** Begin **

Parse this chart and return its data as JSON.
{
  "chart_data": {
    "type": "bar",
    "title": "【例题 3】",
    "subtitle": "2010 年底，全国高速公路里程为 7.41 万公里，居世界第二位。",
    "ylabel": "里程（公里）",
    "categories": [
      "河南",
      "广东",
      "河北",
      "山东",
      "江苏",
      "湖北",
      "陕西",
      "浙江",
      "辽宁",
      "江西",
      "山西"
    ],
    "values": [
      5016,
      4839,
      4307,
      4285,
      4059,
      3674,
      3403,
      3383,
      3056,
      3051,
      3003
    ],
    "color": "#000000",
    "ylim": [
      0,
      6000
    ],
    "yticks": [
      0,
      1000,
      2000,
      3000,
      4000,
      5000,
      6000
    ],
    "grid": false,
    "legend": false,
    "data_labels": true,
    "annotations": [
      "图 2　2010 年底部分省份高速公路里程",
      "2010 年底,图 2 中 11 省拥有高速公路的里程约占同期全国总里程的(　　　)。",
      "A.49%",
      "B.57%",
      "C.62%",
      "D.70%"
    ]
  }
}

** End **

■ YOUR INSTRUCTIONS:
Reproduce the material verbatim, line by line.

■ TASK RESPONSE:
Parse this chart and return its data as JSON.
{
  "chart_data": {
    "type": "bar",
    "title": "【例题 3】",
    "subtitle": "2010 年底，全国高速公路里程为 7.41 万公里，居世界第二位。",
    "ylabel": "里程（公里）",
    "categories": [
      "河南",
      "广东",
      "河北",
      "山东",
      "江苏",
      "湖北",
      "陕西",
      "浙江",
      "辽宁",
      "江西",
      "山西"
    ],
    "values": [
      5016,
      4839,
      4307,
      4285,
      4059,
      3674,
      3403,
      3383,
      3056,
      3051,
      3003
    ],
    "color": "#000000",
    "ylim": [
      0,
      6000
    ],
    "yticks": [
      0,
      1000,
      2000,
      3000,
      4000,
      5000,
      6000
    ],
    "grid": false,
    "legend": false,
    "data_labels": true,
    "annotations": [
      "图 2　2010 年底部分省份高速公路里程",
      "2010 年底,图 2 中 11 省拥有高速公路的里程约占同期全国总里程的(　　　)。",
      "A.49%",
      "B.57%",
      "C.62%",
      "D.70%"
    ]
  }
}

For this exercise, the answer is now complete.